**GIVEN PROBLEM**
Copy out the records below, substituting "every item" for "each element" wherever it occurs and changing nothing else. Omit the pictures from your copy.

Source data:
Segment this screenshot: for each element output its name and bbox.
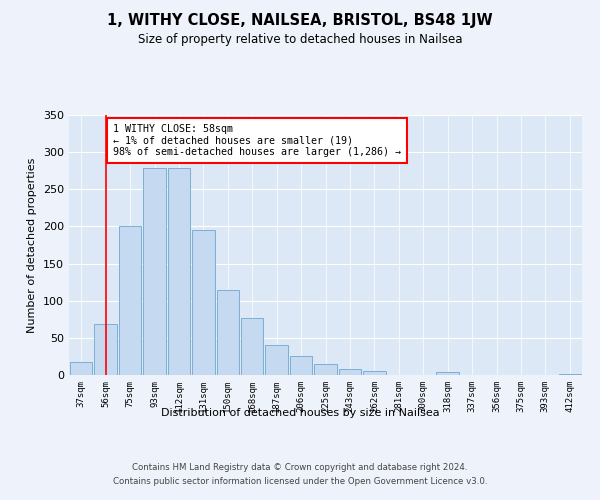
- Bar: [94, 324, 117, 375]
- Bar: [363, 370, 386, 375]
- Bar: [290, 356, 313, 375]
- Text: 1, WITHY CLOSE, NAILSEA, BRISTOL, BS48 1JW: 1, WITHY CLOSE, NAILSEA, BRISTOL, BS48 1…: [107, 12, 493, 28]
- Text: Distribution of detached houses by size in Nailsea: Distribution of detached houses by size …: [161, 408, 439, 418]
- Bar: [143, 168, 166, 375]
- Bar: [314, 364, 337, 375]
- Bar: [119, 226, 142, 375]
- Text: Contains public sector information licensed under the Open Government Licence v3: Contains public sector information licen…: [113, 478, 487, 486]
- Bar: [241, 318, 263, 375]
- Bar: [192, 230, 215, 375]
- Bar: [70, 362, 92, 375]
- Bar: [217, 290, 239, 375]
- Y-axis label: Number of detached properties: Number of detached properties: [28, 158, 37, 332]
- Text: Size of property relative to detached houses in Nailsea: Size of property relative to detached ho…: [138, 32, 462, 46]
- Text: Contains HM Land Registry data © Crown copyright and database right 2024.: Contains HM Land Registry data © Crown c…: [132, 462, 468, 471]
- Bar: [338, 369, 361, 375]
- Bar: [436, 372, 459, 375]
- Bar: [167, 168, 190, 375]
- Bar: [559, 374, 581, 375]
- Text: 1 WITHY CLOSE: 58sqm
← 1% of detached houses are smaller (19)
98% of semi-detach: 1 WITHY CLOSE: 58sqm ← 1% of detached ho…: [113, 124, 401, 157]
- Bar: [265, 346, 288, 375]
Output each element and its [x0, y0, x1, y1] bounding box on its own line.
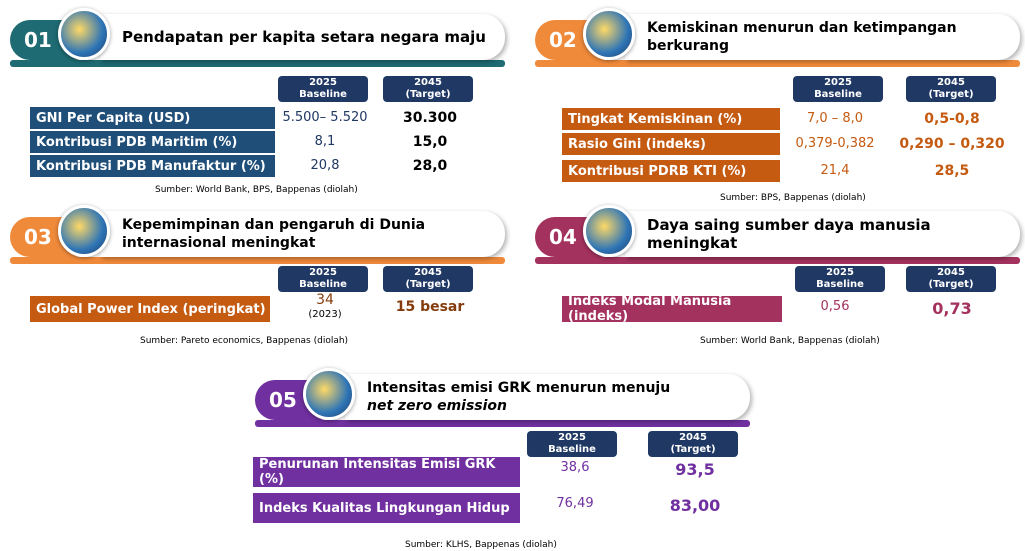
title-stripe	[10, 257, 505, 264]
source-note: Sumber: KLHS, Bappenas (diolah)	[405, 540, 557, 550]
panel-title: Intensitas emisi GRK menurun menuju net z…	[345, 374, 750, 420]
header-year: 2045	[937, 77, 965, 88]
baseline-value: 21,4	[820, 163, 850, 178]
row-label: Rasio Gini (indeks)	[562, 133, 780, 155]
row-label: Penurunan Intensitas Emisi GRK (%)	[253, 457, 520, 487]
title-line: Intensitas emisi GRK menurun menuju	[367, 380, 671, 396]
row-label: Indeks Modal Manusia (indeks)	[562, 294, 782, 324]
header-year: 2025	[558, 432, 586, 443]
source-note: Sumber: World Bank, BPS, Bappenas (diola…	[155, 185, 358, 195]
column-header: 2025 Baseline	[795, 266, 885, 292]
panel-title: Kepemimpinan dan pengaruh di Dunia intern…	[100, 211, 505, 257]
source-note: Sumber: World Bank, Bappenas (diolah)	[700, 336, 880, 346]
header-sub: (Target)	[928, 89, 974, 100]
header-sub: Baseline	[299, 89, 347, 100]
title-line: Pendapatan per kapita setara negara maju	[122, 28, 486, 46]
baseline-value: 7,0 – 8,0	[806, 111, 864, 126]
target-value: 15,0	[412, 134, 448, 150]
title-stripe	[535, 60, 1020, 67]
baseline-value: 34	[316, 292, 334, 308]
column-header: 2025 Baseline	[278, 76, 368, 102]
title-line: berkurang	[647, 38, 730, 54]
column-header: 2045 (Target)	[383, 76, 473, 102]
header-year: 2045	[414, 267, 442, 278]
target-value: 30.300	[402, 110, 458, 126]
column-header: 2045 (Target)	[383, 266, 473, 292]
header-sub: Baseline	[814, 89, 862, 100]
baseline-value: 8,1	[314, 134, 336, 149]
column-header: 2045 (Target)	[648, 431, 738, 457]
baseline-value: 0,379-0,382	[795, 136, 875, 151]
header-sub: (Target)	[405, 89, 451, 100]
baseline-value: 0,56	[820, 299, 850, 314]
header-year: 2045	[679, 432, 707, 443]
baseline-value: 38,6	[560, 460, 590, 475]
column-header: 2025 Baseline	[793, 76, 883, 102]
source-note: Sumber: BPS, Bappenas (diolah)	[720, 193, 866, 203]
header-year: 2025	[309, 77, 337, 88]
target-value: 83,00	[669, 496, 721, 515]
baseline-value: 20,8	[310, 158, 340, 173]
panel-icon	[583, 205, 635, 257]
title-line: Kepemimpinan dan pengaruh di Dunia	[122, 217, 426, 233]
baseline-value: 76,49	[556, 496, 594, 511]
panel-title: Daya saing sumber daya manusia meningkat	[625, 211, 1020, 257]
row-label: Kontribusi PDB Maritim (%)	[30, 131, 275, 153]
header-year: 2025	[824, 77, 852, 88]
target-value: 0,5-0,8	[924, 111, 980, 127]
title-line: Kemiskinan menurun dan ketimpangan	[647, 20, 957, 36]
row-label: Global Power Index (peringkat)	[30, 296, 270, 322]
header-year: 2045	[414, 77, 442, 88]
title-line: Daya saing sumber daya manusia meningkat	[647, 216, 931, 252]
row-label: GNI Per Capita (USD)	[30, 107, 275, 129]
header-sub: Baseline	[299, 279, 347, 290]
panel-icon	[58, 205, 110, 257]
panel-icon	[583, 8, 635, 60]
baseline-value: 5.500– 5.520	[282, 110, 368, 125]
header-year: 2025	[826, 267, 854, 278]
panel-title: Pendapatan per kapita setara negara maju	[100, 14, 505, 60]
title-stripe	[255, 420, 750, 427]
column-header: 2045 (Target)	[906, 76, 996, 102]
target-value: 0,73	[932, 299, 972, 318]
header-sub: (Target)	[928, 279, 974, 290]
title-line: internasional meningkat	[122, 235, 316, 251]
target-value: 28,0	[412, 158, 448, 174]
baseline-note: (2023)	[308, 309, 342, 320]
column-header: 2025 Baseline	[278, 266, 368, 292]
panel-title: Kemiskinan menurun dan ketimpangan berkur…	[625, 14, 1020, 60]
row-label: Kontribusi PDRB KTI (%)	[562, 160, 780, 182]
panel-icon	[58, 8, 110, 60]
row-label: Tingkat Kemiskinan (%)	[562, 108, 780, 130]
target-value: 28,5	[934, 163, 970, 179]
source-note: Sumber: Pareto economics, Bappenas (diol…	[140, 336, 349, 346]
header-year: 2045	[937, 267, 965, 278]
target-value: 15 besar	[395, 299, 465, 315]
row-label: Indeks Kualitas Lingkungan Hidup	[253, 493, 520, 523]
target-value: 0,290 – 0,320	[899, 136, 1005, 152]
column-header: 2025 Baseline	[527, 431, 617, 457]
title-stripe	[10, 60, 505, 67]
header-sub: (Target)	[670, 444, 716, 455]
title-line: net zero emission	[367, 398, 507, 414]
column-header: 2045 (Target)	[906, 266, 996, 292]
row-label: Kontribusi PDB Manufaktur (%)	[30, 155, 275, 177]
title-stripe	[535, 257, 1020, 264]
header-sub: Baseline	[548, 444, 596, 455]
target-value: 93,5	[675, 460, 715, 479]
header-year: 2025	[309, 267, 337, 278]
header-sub: Baseline	[816, 279, 864, 290]
header-sub: (Target)	[405, 279, 451, 290]
panel-icon	[303, 368, 355, 420]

**RESULT BELOW**
Segment this screenshot: for every item output its name and bbox.
- Bar: [94, 324, 117, 375]
- Bar: [363, 370, 386, 375]
- Bar: [290, 356, 313, 375]
- Text: 1, WITHY CLOSE, NAILSEA, BRISTOL, BS48 1JW: 1, WITHY CLOSE, NAILSEA, BRISTOL, BS48 1…: [107, 12, 493, 28]
- Text: Distribution of detached houses by size in Nailsea: Distribution of detached houses by size …: [161, 408, 439, 418]
- Bar: [143, 168, 166, 375]
- Bar: [314, 364, 337, 375]
- Bar: [119, 226, 142, 375]
- Text: Contains public sector information licensed under the Open Government Licence v3: Contains public sector information licen…: [113, 478, 487, 486]
- Bar: [241, 318, 263, 375]
- Bar: [192, 230, 215, 375]
- Bar: [70, 362, 92, 375]
- Bar: [217, 290, 239, 375]
- Y-axis label: Number of detached properties: Number of detached properties: [28, 158, 37, 332]
- Text: Size of property relative to detached houses in Nailsea: Size of property relative to detached ho…: [138, 32, 462, 46]
- Text: Contains HM Land Registry data © Crown copyright and database right 2024.: Contains HM Land Registry data © Crown c…: [132, 462, 468, 471]
- Bar: [338, 369, 361, 375]
- Bar: [436, 372, 459, 375]
- Bar: [167, 168, 190, 375]
- Bar: [559, 374, 581, 375]
- Text: 1 WITHY CLOSE: 58sqm
← 1% of detached houses are smaller (19)
98% of semi-detach: 1 WITHY CLOSE: 58sqm ← 1% of detached ho…: [113, 124, 401, 157]
- Bar: [265, 346, 288, 375]
Output every item and its [x0, y0, x1, y1] bounding box on its own line.
title-stripe	[10, 257, 505, 264]
source-note: Sumber: KLHS, Bappenas (diolah)	[405, 540, 557, 550]
panel-title: Intensitas emisi GRK menurun menuju net z…	[345, 374, 750, 420]
header-year: 2045	[937, 77, 965, 88]
baseline-value: 21,4	[820, 163, 850, 178]
row-label: Rasio Gini (indeks)	[562, 133, 780, 155]
row-label: Penurunan Intensitas Emisi GRK (%)	[253, 457, 520, 487]
title-line: Intensitas emisi GRK menurun menuju	[367, 380, 671, 396]
row-label: Indeks Modal Manusia (indeks)	[562, 294, 782, 324]
header-year: 2025	[558, 432, 586, 443]
source-note: Sumber: World Bank, BPS, Bappenas (diola…	[155, 185, 358, 195]
column-header: 2025 Baseline	[795, 266, 885, 292]
panel-title: Kepemimpinan dan pengaruh di Dunia intern…	[100, 211, 505, 257]
source-note: Sumber: World Bank, Bappenas (diolah)	[700, 336, 880, 346]
header-sub: (Target)	[928, 89, 974, 100]
header-sub: Baseline	[299, 89, 347, 100]
title-line: Pendapatan per kapita setara negara maju	[122, 28, 486, 46]
baseline-value: 7,0 – 8,0	[806, 111, 864, 126]
target-value: 15,0	[412, 134, 448, 150]
title-stripe	[535, 60, 1020, 67]
baseline-value: 34	[316, 292, 334, 308]
column-header: 2025 Baseline	[278, 76, 368, 102]
title-line: berkurang	[647, 38, 730, 54]
column-header: 2045 (Target)	[383, 76, 473, 102]
header-year: 2045	[414, 267, 442, 278]
target-value: 30.300	[402, 110, 458, 126]
column-header: 2045 (Target)	[383, 266, 473, 292]
header-sub: Baseline	[814, 89, 862, 100]
baseline-value: 8,1	[314, 134, 336, 149]
column-header: 2045 (Target)	[648, 431, 738, 457]
baseline-value: 0,379-0,382	[795, 136, 875, 151]
header-sub: (Target)	[405, 89, 451, 100]
baseline-value: 0,56	[820, 299, 850, 314]
header-year: 2045	[679, 432, 707, 443]
baseline-value: 38,6	[560, 460, 590, 475]
column-header: 2025 Baseline	[793, 76, 883, 102]
source-note: Sumber: BPS, Bappenas (diolah)	[720, 193, 866, 203]
header-year: 2025	[309, 77, 337, 88]
target-value: 83,00	[669, 496, 721, 515]
baseline-value: 20,8	[310, 158, 340, 173]
panel-icon	[583, 205, 635, 257]
title-line: Kepemimpinan dan pengaruh di Dunia	[122, 217, 426, 233]
baseline-value: 76,49	[556, 496, 594, 511]
panel-title: Daya saing sumber daya manusia meningkat	[625, 211, 1020, 257]
row-label: Kontribusi PDB Maritim (%)	[30, 131, 275, 153]
header-year: 2025	[824, 77, 852, 88]
target-value: 0,5-0,8	[924, 111, 980, 127]
title-line: Kemiskinan menurun dan ketimpangan	[647, 20, 957, 36]
row-label: Global Power Index (peringkat)	[30, 296, 270, 322]
header-year: 2045	[414, 77, 442, 88]
title-line: Daya saing sumber daya manusia meningkat	[647, 216, 931, 252]
row-label: GNI Per Capita (USD)	[30, 107, 275, 129]
header-sub: Baseline	[299, 279, 347, 290]
panel-icon	[58, 205, 110, 257]
panel-icon	[583, 8, 635, 60]
baseline-value: 5.500– 5.520	[282, 110, 368, 125]
header-year: 2025	[826, 267, 854, 278]
panel-title: Pendapatan per kapita setara negara maju	[100, 14, 505, 60]
title-stripe	[255, 420, 750, 427]
column-header: 2045 (Target)	[906, 76, 996, 102]
target-value: 0,73	[932, 299, 972, 318]
header-sub: (Target)	[928, 279, 974, 290]
title-line: internasional meningkat	[122, 235, 316, 251]
target-value: 28,0	[412, 158, 448, 174]
baseline-note: (2023)	[308, 309, 342, 320]
column-header: 2025 Baseline	[278, 266, 368, 292]
panel-title: Kemiskinan menurun dan ketimpangan berkur…	[625, 14, 1020, 60]
row-label: Kontribusi PDRB KTI (%)	[562, 160, 780, 182]
panel-icon	[58, 8, 110, 60]
row-label: Tingkat Kemiskinan (%)	[562, 108, 780, 130]
target-value: 28,5	[934, 163, 970, 179]
source-note: Sumber: Pareto economics, Bappenas (diol…	[140, 336, 349, 346]
header-year: 2045	[937, 267, 965, 278]
target-value: 15 besar	[395, 299, 465, 315]
row-label: Indeks Kualitas Lingkungan Hidup	[253, 493, 520, 523]
target-value: 0,290 – 0,320	[899, 136, 1005, 152]
column-header: 2025 Baseline	[527, 431, 617, 457]
title-stripe	[10, 60, 505, 67]
header-sub: (Target)	[670, 444, 716, 455]
title-line: net zero emission	[367, 398, 507, 414]
column-header: 2045 (Target)	[906, 266, 996, 292]
row-label: Kontribusi PDB Manufaktur (%)	[30, 155, 275, 177]
title-stripe	[535, 257, 1020, 264]
header-sub: Baseline	[548, 444, 596, 455]
target-value: 93,5	[675, 460, 715, 479]
header-year: 2025	[309, 267, 337, 278]
header-sub: Baseline	[816, 279, 864, 290]
header-sub: (Target)	[405, 279, 451, 290]
panel-icon	[303, 368, 355, 420]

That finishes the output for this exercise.